- _Dataset excerpts_
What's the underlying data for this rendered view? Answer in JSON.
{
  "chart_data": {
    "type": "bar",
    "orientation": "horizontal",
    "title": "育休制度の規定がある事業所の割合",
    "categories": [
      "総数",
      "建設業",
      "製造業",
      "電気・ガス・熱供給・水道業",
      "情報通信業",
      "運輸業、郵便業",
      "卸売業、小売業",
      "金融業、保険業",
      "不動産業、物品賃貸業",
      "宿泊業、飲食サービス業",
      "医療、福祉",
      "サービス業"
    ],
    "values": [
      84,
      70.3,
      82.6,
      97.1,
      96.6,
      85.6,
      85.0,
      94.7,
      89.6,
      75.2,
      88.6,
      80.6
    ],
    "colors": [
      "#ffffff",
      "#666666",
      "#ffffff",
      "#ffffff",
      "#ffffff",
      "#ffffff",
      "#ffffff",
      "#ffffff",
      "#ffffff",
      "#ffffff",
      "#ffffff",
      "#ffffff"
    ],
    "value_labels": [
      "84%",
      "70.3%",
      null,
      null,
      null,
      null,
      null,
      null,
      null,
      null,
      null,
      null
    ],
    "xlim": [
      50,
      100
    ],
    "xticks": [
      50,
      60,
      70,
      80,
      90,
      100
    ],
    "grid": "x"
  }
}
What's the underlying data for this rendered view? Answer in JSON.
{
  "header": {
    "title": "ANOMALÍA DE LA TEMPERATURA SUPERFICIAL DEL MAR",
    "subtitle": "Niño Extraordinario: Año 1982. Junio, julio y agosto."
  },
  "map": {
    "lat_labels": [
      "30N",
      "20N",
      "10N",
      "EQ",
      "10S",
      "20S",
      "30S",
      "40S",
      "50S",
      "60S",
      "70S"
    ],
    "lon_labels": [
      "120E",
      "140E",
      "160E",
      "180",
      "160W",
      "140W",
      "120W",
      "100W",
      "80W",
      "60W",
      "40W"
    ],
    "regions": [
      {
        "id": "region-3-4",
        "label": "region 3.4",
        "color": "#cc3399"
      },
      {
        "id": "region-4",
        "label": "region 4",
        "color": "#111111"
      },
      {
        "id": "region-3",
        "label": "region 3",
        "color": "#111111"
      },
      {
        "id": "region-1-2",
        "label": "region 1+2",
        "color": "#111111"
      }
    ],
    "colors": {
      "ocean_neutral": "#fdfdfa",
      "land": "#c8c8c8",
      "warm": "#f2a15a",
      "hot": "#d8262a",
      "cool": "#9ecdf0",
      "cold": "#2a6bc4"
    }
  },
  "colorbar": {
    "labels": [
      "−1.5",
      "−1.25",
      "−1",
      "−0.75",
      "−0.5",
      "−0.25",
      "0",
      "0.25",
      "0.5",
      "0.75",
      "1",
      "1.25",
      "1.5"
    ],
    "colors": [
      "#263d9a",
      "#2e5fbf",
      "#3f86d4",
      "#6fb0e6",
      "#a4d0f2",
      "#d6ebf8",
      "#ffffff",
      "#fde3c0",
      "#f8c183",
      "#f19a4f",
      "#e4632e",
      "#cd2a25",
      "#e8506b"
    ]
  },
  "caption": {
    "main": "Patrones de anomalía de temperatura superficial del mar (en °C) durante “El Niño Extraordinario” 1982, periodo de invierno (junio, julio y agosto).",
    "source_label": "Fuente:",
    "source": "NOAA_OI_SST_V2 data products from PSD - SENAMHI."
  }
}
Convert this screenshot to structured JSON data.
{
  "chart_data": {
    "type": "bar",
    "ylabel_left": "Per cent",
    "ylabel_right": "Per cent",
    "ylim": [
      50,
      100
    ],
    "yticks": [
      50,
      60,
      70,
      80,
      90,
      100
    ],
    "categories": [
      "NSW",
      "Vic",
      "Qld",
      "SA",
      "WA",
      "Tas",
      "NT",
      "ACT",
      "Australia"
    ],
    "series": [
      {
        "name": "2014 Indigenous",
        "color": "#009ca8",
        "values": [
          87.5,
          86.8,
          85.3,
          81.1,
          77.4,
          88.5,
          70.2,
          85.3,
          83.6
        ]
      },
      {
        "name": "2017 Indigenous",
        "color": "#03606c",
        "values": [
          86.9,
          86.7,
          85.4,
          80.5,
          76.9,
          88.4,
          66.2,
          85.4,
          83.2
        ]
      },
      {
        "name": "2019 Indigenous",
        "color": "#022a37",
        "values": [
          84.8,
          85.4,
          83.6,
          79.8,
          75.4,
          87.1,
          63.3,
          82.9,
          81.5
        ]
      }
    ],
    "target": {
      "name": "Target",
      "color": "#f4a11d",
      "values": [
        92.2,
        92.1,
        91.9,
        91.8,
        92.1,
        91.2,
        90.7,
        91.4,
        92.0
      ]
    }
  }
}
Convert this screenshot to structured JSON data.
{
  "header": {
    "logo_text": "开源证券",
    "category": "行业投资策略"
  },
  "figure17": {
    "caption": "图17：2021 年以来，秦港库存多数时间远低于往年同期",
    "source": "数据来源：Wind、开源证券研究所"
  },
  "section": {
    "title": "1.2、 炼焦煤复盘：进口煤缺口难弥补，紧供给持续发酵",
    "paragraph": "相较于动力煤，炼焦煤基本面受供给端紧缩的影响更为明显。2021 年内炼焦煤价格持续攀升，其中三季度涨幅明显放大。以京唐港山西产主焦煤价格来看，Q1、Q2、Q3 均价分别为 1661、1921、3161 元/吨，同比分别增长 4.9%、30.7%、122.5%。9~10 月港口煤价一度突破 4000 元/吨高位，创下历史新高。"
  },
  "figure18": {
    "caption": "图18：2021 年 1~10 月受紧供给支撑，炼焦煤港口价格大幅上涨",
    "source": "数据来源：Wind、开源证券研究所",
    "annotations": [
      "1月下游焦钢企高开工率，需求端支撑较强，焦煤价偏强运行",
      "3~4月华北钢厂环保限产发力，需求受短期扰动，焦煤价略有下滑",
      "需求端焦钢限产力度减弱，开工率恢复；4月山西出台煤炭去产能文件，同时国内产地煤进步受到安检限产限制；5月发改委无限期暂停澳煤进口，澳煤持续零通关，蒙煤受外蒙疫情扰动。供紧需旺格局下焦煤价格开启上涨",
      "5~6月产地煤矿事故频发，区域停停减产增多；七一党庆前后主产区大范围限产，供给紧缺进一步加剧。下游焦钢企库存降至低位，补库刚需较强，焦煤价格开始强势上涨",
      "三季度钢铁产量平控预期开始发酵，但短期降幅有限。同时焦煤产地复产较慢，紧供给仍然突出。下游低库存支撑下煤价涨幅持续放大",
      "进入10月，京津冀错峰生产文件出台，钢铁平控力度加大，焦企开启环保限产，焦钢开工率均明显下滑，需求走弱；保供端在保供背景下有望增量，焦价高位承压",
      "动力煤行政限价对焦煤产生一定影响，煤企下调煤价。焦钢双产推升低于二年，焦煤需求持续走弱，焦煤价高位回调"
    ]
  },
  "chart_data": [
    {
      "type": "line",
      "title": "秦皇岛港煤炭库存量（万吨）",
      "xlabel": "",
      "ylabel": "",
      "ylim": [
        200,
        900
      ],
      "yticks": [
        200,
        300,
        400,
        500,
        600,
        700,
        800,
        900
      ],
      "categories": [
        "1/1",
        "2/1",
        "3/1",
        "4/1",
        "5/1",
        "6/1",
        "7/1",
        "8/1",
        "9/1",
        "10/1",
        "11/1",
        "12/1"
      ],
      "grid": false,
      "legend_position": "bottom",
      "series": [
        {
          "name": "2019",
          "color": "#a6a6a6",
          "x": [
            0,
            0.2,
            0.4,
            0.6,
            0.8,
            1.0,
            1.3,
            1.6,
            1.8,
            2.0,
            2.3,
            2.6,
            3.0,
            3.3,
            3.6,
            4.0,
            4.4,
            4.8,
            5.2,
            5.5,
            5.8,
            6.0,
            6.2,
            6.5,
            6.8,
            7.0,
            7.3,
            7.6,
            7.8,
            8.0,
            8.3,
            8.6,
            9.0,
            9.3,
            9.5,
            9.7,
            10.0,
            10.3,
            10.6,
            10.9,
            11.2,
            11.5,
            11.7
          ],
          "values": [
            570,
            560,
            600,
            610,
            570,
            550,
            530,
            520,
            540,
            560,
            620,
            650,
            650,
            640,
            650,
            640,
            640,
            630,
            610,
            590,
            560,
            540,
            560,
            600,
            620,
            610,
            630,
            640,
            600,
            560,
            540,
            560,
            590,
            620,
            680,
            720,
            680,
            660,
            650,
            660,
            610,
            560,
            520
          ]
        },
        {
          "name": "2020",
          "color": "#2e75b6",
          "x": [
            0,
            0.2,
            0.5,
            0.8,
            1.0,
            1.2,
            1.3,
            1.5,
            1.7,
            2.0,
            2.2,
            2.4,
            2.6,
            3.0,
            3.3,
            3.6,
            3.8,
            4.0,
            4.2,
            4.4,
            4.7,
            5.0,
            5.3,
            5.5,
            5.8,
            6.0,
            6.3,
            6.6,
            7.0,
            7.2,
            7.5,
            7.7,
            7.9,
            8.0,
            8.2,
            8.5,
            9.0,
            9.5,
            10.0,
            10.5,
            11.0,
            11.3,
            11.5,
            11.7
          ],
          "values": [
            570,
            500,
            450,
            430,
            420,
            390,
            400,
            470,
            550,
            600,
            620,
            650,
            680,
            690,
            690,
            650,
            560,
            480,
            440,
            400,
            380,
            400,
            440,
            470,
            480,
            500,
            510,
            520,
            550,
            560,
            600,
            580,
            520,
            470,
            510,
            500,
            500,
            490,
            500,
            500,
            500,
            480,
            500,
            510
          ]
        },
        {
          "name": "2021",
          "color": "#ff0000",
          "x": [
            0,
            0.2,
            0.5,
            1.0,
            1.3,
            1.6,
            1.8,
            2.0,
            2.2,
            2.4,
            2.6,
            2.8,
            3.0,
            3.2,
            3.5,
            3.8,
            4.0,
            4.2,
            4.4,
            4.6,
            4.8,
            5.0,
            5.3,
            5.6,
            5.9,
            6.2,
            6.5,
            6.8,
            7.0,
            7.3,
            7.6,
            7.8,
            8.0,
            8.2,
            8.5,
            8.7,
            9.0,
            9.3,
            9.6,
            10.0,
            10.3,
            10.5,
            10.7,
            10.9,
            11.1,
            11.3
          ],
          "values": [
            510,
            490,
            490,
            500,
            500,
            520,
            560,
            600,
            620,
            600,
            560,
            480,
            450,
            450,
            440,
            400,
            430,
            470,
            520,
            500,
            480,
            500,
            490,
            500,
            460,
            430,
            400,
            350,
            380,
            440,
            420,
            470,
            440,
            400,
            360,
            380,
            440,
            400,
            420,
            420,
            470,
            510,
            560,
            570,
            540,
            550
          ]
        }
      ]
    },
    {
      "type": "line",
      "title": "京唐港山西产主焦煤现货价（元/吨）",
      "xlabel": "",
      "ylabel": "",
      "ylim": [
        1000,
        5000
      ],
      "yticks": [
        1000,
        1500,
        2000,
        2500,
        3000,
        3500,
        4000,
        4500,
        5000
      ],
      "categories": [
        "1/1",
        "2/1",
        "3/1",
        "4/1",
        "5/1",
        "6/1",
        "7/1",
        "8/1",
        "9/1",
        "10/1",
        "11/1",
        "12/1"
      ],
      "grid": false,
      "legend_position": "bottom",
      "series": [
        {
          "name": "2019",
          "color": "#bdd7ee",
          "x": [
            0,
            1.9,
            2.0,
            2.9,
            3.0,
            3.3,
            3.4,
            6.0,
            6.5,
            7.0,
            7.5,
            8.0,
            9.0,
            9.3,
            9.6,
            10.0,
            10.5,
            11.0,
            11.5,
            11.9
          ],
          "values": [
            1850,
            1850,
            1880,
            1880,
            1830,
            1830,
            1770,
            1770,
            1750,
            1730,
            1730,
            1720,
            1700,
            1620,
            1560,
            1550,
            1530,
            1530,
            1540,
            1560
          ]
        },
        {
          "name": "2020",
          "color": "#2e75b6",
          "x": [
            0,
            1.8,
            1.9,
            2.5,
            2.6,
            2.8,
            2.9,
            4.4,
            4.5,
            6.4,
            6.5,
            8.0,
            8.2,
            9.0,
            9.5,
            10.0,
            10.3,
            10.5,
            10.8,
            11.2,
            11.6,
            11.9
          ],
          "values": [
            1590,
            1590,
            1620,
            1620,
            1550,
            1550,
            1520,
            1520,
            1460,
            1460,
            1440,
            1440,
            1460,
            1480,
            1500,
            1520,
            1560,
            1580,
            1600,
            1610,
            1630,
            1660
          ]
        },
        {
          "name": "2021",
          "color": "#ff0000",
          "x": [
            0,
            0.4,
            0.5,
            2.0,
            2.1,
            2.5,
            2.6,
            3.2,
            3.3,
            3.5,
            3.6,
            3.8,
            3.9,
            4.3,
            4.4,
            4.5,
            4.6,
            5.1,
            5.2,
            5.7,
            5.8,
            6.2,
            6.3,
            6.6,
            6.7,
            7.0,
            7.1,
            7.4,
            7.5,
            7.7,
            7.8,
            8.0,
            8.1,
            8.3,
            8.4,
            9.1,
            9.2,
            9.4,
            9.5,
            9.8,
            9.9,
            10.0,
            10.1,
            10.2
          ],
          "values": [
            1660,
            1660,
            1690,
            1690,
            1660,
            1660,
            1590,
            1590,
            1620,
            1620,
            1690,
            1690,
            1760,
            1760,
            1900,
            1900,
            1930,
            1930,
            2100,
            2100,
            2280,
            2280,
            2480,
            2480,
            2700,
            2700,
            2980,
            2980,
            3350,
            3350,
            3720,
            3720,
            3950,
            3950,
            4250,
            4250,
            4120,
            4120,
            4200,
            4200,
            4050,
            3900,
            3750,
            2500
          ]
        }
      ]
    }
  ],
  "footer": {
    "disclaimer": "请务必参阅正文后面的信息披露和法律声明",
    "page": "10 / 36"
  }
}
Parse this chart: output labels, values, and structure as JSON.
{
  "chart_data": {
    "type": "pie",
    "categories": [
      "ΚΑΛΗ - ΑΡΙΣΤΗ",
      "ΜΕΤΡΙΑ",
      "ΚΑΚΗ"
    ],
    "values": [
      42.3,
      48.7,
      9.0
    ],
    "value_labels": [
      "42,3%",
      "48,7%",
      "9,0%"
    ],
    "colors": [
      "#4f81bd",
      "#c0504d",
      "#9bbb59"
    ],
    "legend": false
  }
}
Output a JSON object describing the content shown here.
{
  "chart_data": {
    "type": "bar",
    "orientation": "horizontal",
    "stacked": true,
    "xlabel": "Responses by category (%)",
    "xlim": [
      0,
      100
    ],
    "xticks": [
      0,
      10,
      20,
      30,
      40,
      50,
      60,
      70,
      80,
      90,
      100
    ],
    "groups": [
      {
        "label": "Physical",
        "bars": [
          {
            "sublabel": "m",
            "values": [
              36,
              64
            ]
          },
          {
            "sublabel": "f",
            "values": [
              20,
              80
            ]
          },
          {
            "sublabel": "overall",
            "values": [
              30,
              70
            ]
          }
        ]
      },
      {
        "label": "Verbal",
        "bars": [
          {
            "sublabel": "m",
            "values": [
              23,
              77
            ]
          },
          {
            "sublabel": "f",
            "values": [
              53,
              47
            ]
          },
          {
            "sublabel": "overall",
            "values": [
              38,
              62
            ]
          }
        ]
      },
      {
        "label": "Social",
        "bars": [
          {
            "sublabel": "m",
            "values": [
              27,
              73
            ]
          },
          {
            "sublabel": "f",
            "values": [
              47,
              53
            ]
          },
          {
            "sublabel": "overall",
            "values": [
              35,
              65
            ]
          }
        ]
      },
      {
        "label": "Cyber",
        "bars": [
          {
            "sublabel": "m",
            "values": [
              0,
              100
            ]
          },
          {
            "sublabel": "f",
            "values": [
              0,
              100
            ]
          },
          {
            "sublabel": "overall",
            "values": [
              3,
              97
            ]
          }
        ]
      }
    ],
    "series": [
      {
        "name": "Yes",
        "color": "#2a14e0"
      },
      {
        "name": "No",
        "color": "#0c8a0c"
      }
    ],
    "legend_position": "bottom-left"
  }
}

- _Requirement_
Look for lines containing the string "Wind" and copy them all.

- _Exercise response_
    "source": "数据来源：Wind、开源证券研究所"
    "source": "数据来源：Wind、开源证券研究所",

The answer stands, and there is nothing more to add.